=== SUPPLIED DATA ===
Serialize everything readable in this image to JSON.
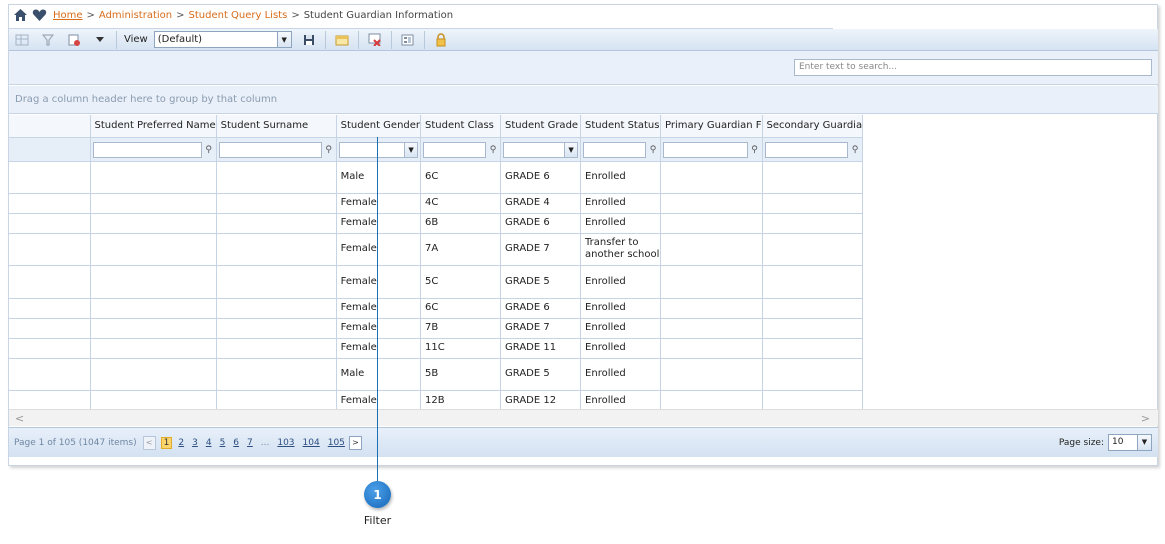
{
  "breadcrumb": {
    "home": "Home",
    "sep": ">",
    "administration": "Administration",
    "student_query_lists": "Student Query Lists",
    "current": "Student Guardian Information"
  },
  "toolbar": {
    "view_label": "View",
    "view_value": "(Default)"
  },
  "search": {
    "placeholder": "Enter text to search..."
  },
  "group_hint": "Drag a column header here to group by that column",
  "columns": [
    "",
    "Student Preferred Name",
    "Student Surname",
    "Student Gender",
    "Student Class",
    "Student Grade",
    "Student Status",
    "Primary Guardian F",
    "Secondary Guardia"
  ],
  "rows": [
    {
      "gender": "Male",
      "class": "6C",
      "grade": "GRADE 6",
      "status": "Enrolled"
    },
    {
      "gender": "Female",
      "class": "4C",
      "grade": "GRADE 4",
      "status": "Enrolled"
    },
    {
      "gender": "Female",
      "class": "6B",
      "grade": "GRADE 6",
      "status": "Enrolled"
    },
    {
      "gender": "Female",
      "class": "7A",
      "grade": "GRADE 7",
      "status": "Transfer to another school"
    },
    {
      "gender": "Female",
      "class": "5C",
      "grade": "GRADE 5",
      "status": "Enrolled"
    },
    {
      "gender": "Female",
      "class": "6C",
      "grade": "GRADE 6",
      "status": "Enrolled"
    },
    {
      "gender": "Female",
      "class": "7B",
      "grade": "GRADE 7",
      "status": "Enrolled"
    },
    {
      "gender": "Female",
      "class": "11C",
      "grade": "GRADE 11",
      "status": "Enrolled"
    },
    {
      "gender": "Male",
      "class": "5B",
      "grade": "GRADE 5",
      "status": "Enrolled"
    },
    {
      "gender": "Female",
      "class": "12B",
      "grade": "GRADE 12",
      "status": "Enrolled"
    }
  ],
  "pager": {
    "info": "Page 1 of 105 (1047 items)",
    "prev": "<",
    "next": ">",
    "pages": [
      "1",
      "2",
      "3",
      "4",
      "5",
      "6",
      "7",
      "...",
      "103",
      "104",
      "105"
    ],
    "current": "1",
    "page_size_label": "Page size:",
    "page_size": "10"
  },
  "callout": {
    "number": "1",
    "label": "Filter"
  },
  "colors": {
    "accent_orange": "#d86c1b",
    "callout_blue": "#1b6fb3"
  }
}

=== WHAT THIS TASK INVOLVES ===
Leave out the pictures and give the listing above again exactly.

=== RESULT FOR THIS EXERCISE ===
Serialize everything readable in this image to JSON.
{
  "breadcrumb": {
    "home": "Home",
    "sep": ">",
    "administration": "Administration",
    "student_query_lists": "Student Query Lists",
    "current": "Student Guardian Information"
  },
  "toolbar": {
    "view_label": "View",
    "view_value": "(Default)"
  },
  "search": {
    "placeholder": "Enter text to search..."
  },
  "group_hint": "Drag a column header here to group by that column",
  "columns": [
    "",
    "Student Preferred Name",
    "Student Surname",
    "Student Gender",
    "Student Class",
    "Student Grade",
    "Student Status",
    "Primary Guardian F",
    "Secondary Guardia"
  ],
  "rows": [
    {
      "gender": "Male",
      "class": "6C",
      "grade": "GRADE 6",
      "status": "Enrolled"
    },
    {
      "gender": "Female",
      "class": "4C",
      "grade": "GRADE 4",
      "status": "Enrolled"
    },
    {
      "gender": "Female",
      "class": "6B",
      "grade": "GRADE 6",
      "status": "Enrolled"
    },
    {
      "gender": "Female",
      "class": "7A",
      "grade": "GRADE 7",
      "status": "Transfer to another school"
    },
    {
      "gender": "Female",
      "class": "5C",
      "grade": "GRADE 5",
      "status": "Enrolled"
    },
    {
      "gender": "Female",
      "class": "6C",
      "grade": "GRADE 6",
      "status": "Enrolled"
    },
    {
      "gender": "Female",
      "class": "7B",
      "grade": "GRADE 7",
      "status": "Enrolled"
    },
    {
      "gender": "Female",
      "class": "11C",
      "grade": "GRADE 11",
      "status": "Enrolled"
    },
    {
      "gender": "Male",
      "class": "5B",
      "grade": "GRADE 5",
      "status": "Enrolled"
    },
    {
      "gender": "Female",
      "class": "12B",
      "grade": "GRADE 12",
      "status": "Enrolled"
    }
  ],
  "pager": {
    "info": "Page 1 of 105 (1047 items)",
    "prev": "<",
    "next": ">",
    "pages": [
      "1",
      "2",
      "3",
      "4",
      "5",
      "6",
      "7",
      "...",
      "103",
      "104",
      "105"
    ],
    "current": "1",
    "page_size_label": "Page size:",
    "page_size": "10"
  },
  "callout": {
    "number": "1",
    "label": "Filter"
  },
  "colors": {
    "accent_orange": "#d86c1b",
    "callout_blue": "#1b6fb3"
  }
}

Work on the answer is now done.